## Bacaan
Urgensi
Kerukunan Elite
Oleh:
Azyumardi Azra
Dalam
sepekan terakhir, masyarakat Indonesia menyaksikan tontonan dan drama yang
tidak terlalu menyenangkan. Hal itu tak lain adalah kegaduhan di antara elite
Indonesia, yang segera berdampak pada banyak kalangan lapisan menengah dan juga
warga di akar rumput.
Drama itu
terkait dengan pernyataan kontroversial dari kalangan elite Indonesia, elite
politik dan elite keagamaan-sosial, tepatnya religio-social elite. Kegaduhan di
antara elite boleh jadi menurun dalam hari-hari ke depan, tetapi tampaknya
masih belum selesai dan boleh jadi berlanjut setelah Pilkada 2017 dan bisa
meningkat kembali menjelang dan seputar Pemilu 2019.
Fenomena
ini perlu dicermati dan sekaligus menjadi ”peringatan” bagi semua pihak,
khususnya elite politik dan elite keagamaan-sosial untuk terus memelihara
kerukunan. Kerukunan ini urgen guna menciptakan situasi dan suasana kondusif
bagi stabilitas politik dan pembangunan-pemerataan ekonomi berkelanjutan.
Kegaduhan
politik mutakhir yang menimbulkan eskalasi politik dan sosial-keagamaan bermula
dari persidangan Gubernur DKI Jakarta (non-aktif) Basuki Tjahaja Purnama,
Selasa pekan lalu, dalam perkara penodaan agama. Meski Basuki ”hanya” elite
politik salah satu provinsi negara ini, kasusnya yang high profile menjadi isu
yang disimak warga Indonesia di berbagai pelosok Nusantara.
Kegaduhan
itu bermula ketika tim kuasa hukum Basuki mencecar saksi Ketua Umum Majelis
Ulama Indonesia (MUI) KH Ma’ruf Amin (73). Dalam kesaksiannya sekitar tujuh
jam, tim kuasa hukum Basuki menganggap KH Ma’ruf Amin yang juga Rais Aam
Pengurus Besar Nahdlatul Ulama (PB NU) memberi kesaksian dusta terkait dugaan
pembicaraannya lewat telepon dengan mantan Presiden Susilo Bambang Yudhoyono.
Kegaduhan
meningkat saat Yudhoyono, dalam konferensi pers, Rabu pekan lalu, meminta
pemerintahan Presiden Joko Widodo mengusut (dugaan) penyadapan pembicaraannya
dengan KH Ma’ruf Amin. Dia juga meminta bertemu dengan Presiden Jokowi untuk
bicara secara blakblakan. Yudhoyono menyatakan dirinya berusaha menemui
Presiden Jokowi, tetapi ada pihak tertentu yang menghalangi. Namun, Presiden
Jokowi menyatakan permintaan Yudhoyono untuk mengusut penyadapan itu salah
alamat. ”Kok, barangnya (isu penyadapan dan rekamannya) dikirim ke saya. Itu
isu pengadilan,” kata Presiden Jokowi seusai membuka acara Forum Rektor
Indonesia, Kamis pekan lalu.

## Data Hasil Ekstraksi

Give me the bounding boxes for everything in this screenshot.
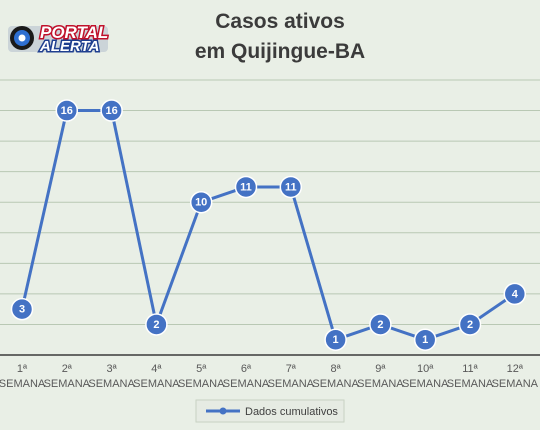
data-point-marker	[369, 313, 392, 336]
data-label: 2	[467, 319, 473, 331]
data-point: 10	[189, 190, 213, 214]
chart-title-line: Casos ativos	[215, 10, 345, 33]
eye-icon	[10, 26, 34, 50]
chart-title: Casos ativos em Quijingue-BA	[195, 10, 365, 63]
x-tick-label: 12ª SEMANA	[492, 363, 539, 390]
data-point-marker	[145, 313, 168, 336]
x-tick-label: 10ª SEMANA	[402, 363, 449, 390]
data-point: 2	[369, 313, 392, 336]
chart-title-line: em Quijingue-BA	[195, 40, 365, 63]
x-tick-label: 7ª SEMANA	[268, 363, 315, 390]
series-line-dados-cumulativos	[20, 109, 516, 342]
legend: Dados cumulativos	[195, 399, 345, 423]
x-tick-label: 2ª SEMANA	[44, 363, 91, 390]
x-tick-label: 8ª SEMANA	[312, 363, 359, 390]
data-point: 2	[145, 313, 168, 336]
data-point: 2	[458, 313, 482, 336]
data-label: 16	[61, 105, 73, 117]
data-point: 1	[413, 328, 437, 351]
x-tick-label: 4ª SEMANA	[133, 363, 180, 390]
data-label: 4	[512, 288, 519, 300]
data-point: 16	[100, 99, 123, 122]
logo-line-alerta: ALERTA	[39, 38, 99, 55]
data-point: 3	[10, 297, 34, 321]
x-tick-label: 11ª SEMANA	[447, 363, 494, 390]
data-point-marker	[100, 99, 123, 122]
data-point: 4	[503, 282, 527, 306]
data-label: 1	[422, 334, 428, 346]
data-label: 11	[285, 181, 297, 193]
data-point-marker	[503, 282, 527, 306]
legend-box	[195, 399, 345, 423]
x-tick-label: 5ª SEMANA	[178, 363, 225, 390]
data-label: 11	[240, 181, 252, 193]
data-point-marker	[279, 175, 303, 199]
data-point-marker	[324, 328, 347, 351]
data-point: 1	[324, 328, 347, 351]
data-point-marker	[413, 328, 437, 351]
data-point: 11	[279, 175, 303, 199]
data-point-marker	[234, 175, 258, 199]
data-point-marker	[458, 313, 482, 336]
data-point-marker	[55, 99, 79, 122]
legend-entry-label: Dados cumulativos	[245, 406, 338, 418]
data-label: 2	[377, 319, 383, 331]
x-tick-label: 6ª SEMANA	[223, 363, 270, 390]
y-gridlines	[0, 79, 540, 325]
logo-line-portal: PORTAL	[40, 23, 108, 42]
legend-marker	[219, 407, 227, 415]
data-point-marker	[10, 297, 34, 321]
data-point: 16	[55, 99, 79, 122]
x-tick-label: 9ª SEMANA	[357, 363, 404, 390]
portal-alerta-logo: PORTAL ALERTA	[8, 22, 110, 57]
data-label: 1	[333, 334, 339, 346]
data-label: 10	[195, 197, 207, 209]
data-label: 2	[153, 319, 159, 331]
data-label: 16	[105, 105, 117, 117]
x-tick-label: 3ª SEMANA	[88, 363, 135, 390]
x-tick-label: 1ª SEMANA	[0, 363, 46, 390]
data-label: 3	[19, 304, 25, 316]
data-point: 11	[234, 175, 258, 199]
data-point-marker	[189, 190, 213, 214]
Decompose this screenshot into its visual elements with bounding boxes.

## Daftar Tugas
• 1. Menurut artikel tentang kerukunan elite, berapa lama KH Ma’ruf Amin memberikan kesaksian di persidangan?
• 2. Lanjutkan artikel tentang kerukunan elite setelah kalimat terakhirnya.

## Jawaban yang Diharapkan
• 1. Sekitar tujuh jam.

• 2.
Sementara
itu, banyak warga NU yang tak bisa menerima perlakuan tim kuasa hukum Basuki
yang dianggap memperlakukan KH Ma’ruf Amin di luar kepantasan. Gerakan Pemuda
(GP) Ansor di sejumlah daerah menyatakan keadaan Siaga I untuk menghadapi
pelecehan terhadap KH Ma’ruf Amin.
Menghadapi
keadaan yang kian ”gawat”, Basuki segera menyatakan permintaan maaf terbuka
secara tertulis dan melalui rekaman video. Keinginannya bertemu langsung dengan
KH Ma’ruf Amin tidak terpenuhi karena waktunya belum tepat. KH Ma’ruf Amin
menerima Menteri Koordinator Kemaritiman Luhut Pandjaitan. Walhasil, KH Ma’ruf
Amin berlapang dada memaafkan Basuki. Ketua Umum PBNU KH Said Aqil Siroj juga
memaafkan Basuki dan mengimbau anggota dan simpatisan NU, Barisan Serbaguna
(Banser), dan GP Ansor menahan diri.
Selang
waktu tidak lama, pihak Istana menyatakan Presiden Jokowi akan menerima
Yudhoyono sekitar setelah Pilkada 2017.
Pada
titik inilah publik bisa menyaksikan kembalinya tradisi sangat baik di
Indonesia, yaitu memberikan maaf walaupun tidak melupakan. Tradisi pemaafan
memberi ruang untuk kompromi, akomodasi, dan inklusivitas bagi mereka yang
melakukan kesalahan.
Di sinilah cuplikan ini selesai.